Excerpted text

How long will they need to be on the phone?

Our planned schedule will start at around 9AM and will end at around 2PM. That’s five 45-minute classes with 15 minutes of break in between. There’s also a 30-minute lunch break at 11:45AM. It may vary from day-to-day but that’s the general plan.

This also does not yet include consultation time. For us, we’ll do 15 minutes at the start and at the end of the day to help make-up for the interaction that will be lost due to the nature of an online class.

Any final notes? 

It’s certainly possible to have online classes despite the student only having a smartphone. Given of course that the smartphone can access everything mentioned previously.

Usually for lectures, the students will only really have to listen to the lectures on video. The teacher can opt to pre-record the classes and make it available for on-demand viewing so the students can access it even after class hours. The rest of the activities will be handled offline and be disseminated via communication apps.

How does the Redmi 9A handle the activities mentioned?

The Redmi 9A almost looks like it’s the exact phone that the Education Department had in mind when they drafted the minimum requirements specs. It fits every spec to a T. So how does it perform?

Like most Android phones, a lot of the Google apps mentioned by the teacher already come pre-installed. And they’ve been optimized to run smoothly on the device’s configuration.

Curiously, the MediaTek G25 struggled a bit more overall compared to the MediaTek G35 on the previous budget phone I put through this test. Although, this could also be a function of the skin (MIUI 12) making things feel slower than it ought to be.

For the record, MIUI 12 is actually one of my favorite Android skins. It’s little design decisions make a lot of sense to me.

Parts of the exercise
1: In the Redmi 9A excerpt, when does the 30-minute lunch break start?
2: Can you print the Redmi 9A excerpt from the words "It’s certainly possible" through the words "via communication apps.", copying it word for word?
3: Can you write what follows the Redmi 9A excerpt, continuing from its last sentence?

Dataset content
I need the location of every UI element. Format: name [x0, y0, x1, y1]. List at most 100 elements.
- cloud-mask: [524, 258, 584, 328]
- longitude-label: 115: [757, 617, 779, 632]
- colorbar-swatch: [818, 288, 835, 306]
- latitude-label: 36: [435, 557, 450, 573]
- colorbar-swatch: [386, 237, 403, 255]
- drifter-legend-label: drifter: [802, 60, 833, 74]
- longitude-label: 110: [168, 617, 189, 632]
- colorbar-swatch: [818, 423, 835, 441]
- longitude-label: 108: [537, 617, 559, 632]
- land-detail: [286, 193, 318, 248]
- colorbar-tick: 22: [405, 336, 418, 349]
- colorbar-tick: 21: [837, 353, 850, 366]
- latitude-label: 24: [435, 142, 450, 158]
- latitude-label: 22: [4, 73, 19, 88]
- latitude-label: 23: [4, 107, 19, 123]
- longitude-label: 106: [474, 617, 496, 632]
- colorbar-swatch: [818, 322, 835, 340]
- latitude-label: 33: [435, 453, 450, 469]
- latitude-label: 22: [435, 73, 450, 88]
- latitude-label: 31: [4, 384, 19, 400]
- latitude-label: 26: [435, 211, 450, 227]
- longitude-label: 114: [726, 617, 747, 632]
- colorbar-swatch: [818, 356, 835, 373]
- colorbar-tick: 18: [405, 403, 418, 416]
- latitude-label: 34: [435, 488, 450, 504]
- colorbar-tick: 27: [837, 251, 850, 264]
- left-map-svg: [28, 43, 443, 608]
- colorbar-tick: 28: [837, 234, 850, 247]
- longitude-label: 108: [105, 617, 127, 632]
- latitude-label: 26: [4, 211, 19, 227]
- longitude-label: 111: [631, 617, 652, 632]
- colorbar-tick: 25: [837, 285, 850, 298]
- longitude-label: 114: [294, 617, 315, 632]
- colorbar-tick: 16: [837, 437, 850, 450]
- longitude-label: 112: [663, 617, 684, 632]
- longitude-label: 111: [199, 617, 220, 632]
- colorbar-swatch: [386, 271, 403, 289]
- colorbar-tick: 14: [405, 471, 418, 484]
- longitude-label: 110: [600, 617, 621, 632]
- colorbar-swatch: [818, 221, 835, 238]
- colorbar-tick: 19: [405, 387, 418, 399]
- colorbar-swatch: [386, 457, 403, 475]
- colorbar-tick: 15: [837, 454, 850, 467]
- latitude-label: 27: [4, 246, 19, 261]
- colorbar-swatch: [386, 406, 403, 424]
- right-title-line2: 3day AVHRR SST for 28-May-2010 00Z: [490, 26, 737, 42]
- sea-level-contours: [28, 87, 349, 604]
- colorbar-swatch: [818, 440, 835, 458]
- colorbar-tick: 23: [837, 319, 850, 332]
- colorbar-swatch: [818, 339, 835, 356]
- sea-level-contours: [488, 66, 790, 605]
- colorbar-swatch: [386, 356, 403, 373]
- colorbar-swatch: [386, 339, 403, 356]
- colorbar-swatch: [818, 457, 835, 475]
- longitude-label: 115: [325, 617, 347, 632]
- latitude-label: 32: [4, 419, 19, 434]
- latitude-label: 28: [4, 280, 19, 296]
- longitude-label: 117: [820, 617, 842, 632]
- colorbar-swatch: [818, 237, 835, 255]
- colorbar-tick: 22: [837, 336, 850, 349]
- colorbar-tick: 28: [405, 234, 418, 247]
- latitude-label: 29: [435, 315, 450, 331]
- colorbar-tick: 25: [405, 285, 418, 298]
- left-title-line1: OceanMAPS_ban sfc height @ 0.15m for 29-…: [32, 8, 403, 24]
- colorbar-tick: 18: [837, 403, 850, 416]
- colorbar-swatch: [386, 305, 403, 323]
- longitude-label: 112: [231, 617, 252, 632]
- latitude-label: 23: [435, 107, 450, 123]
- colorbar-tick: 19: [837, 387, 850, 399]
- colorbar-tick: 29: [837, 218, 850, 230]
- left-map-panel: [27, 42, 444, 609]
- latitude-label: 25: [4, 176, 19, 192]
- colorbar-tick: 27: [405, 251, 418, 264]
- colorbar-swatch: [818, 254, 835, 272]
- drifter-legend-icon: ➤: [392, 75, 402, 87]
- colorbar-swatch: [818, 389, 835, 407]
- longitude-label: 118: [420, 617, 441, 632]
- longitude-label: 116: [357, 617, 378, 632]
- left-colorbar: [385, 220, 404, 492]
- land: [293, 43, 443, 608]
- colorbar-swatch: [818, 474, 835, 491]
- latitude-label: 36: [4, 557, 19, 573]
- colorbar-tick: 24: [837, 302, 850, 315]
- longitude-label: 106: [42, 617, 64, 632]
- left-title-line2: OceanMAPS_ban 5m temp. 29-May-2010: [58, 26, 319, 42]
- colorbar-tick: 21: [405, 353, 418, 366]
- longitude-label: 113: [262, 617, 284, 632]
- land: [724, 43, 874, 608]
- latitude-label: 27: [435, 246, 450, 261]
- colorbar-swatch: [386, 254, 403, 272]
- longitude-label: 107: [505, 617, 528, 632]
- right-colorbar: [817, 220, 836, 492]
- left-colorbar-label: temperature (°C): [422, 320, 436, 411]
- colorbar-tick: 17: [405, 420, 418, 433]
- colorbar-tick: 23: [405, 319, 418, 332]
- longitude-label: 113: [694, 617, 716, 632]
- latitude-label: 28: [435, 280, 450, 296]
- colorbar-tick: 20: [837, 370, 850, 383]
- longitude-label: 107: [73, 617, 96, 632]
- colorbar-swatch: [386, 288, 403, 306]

Activity answers
1: At 11:45AM.

2:
It’s certainly possible to have online classes despite the student only having a smartphone. Given of course that the smartphone can access everything mentioned previously.

Usually for lectures, the students will only really have to listen to the lectures on video. The teacher can opt to pre-record the classes and make it available for on-demand viewing so the students can access it even after class hours. The rest of the activities will be handled offline and be disseminated via communication apps.

3:
For instance, the animation for recent apps is unlike any other Android skin. Instead of making you go left to right to switch, the apps are arranged vertically and you continue with the up-down motion you started with when decided to jump from one app to another.

But as far as apps go, Google is your best friend if you want to maximize budget phones.

Lite apps should be your go to

Budget phones are light on power so it’s prudent to go for Lite apps to not put too much stress on your phone.

Facebook, Twitter, Messenger, and even Spotify all have lite versions. You still get most of what you need from these apps without hogging too much memory.

Same is true for gaming apps. While looking for more Lite apps to use, I found PUBG Lite. It’s gonna eat over 500mb of storage but if you’re really into first-person shooters, this is probably the app to download.

Battery fared nicely

At 5000mAh this thing has plenty of juice. It also helps that it doesn’t have any exorbitant features to support thereby extending the battery life even further.

I simulated the 9AM to 2PM video on demand class sessions by letting the phone marathon through a bunch of YouTube videos. After 6 hours and 23 minutes, I ended up at 68% from a full charge.

Yes, that’s Heejin. Stan LOONA.

Absolutely no issues here. This phone should be able to keep up with you for a day and then some.

Good build quality

This is again one of the more pleasant surprises here. The last time I used a budget phone extensively was about half a decade ago. It felt nowhere near this good.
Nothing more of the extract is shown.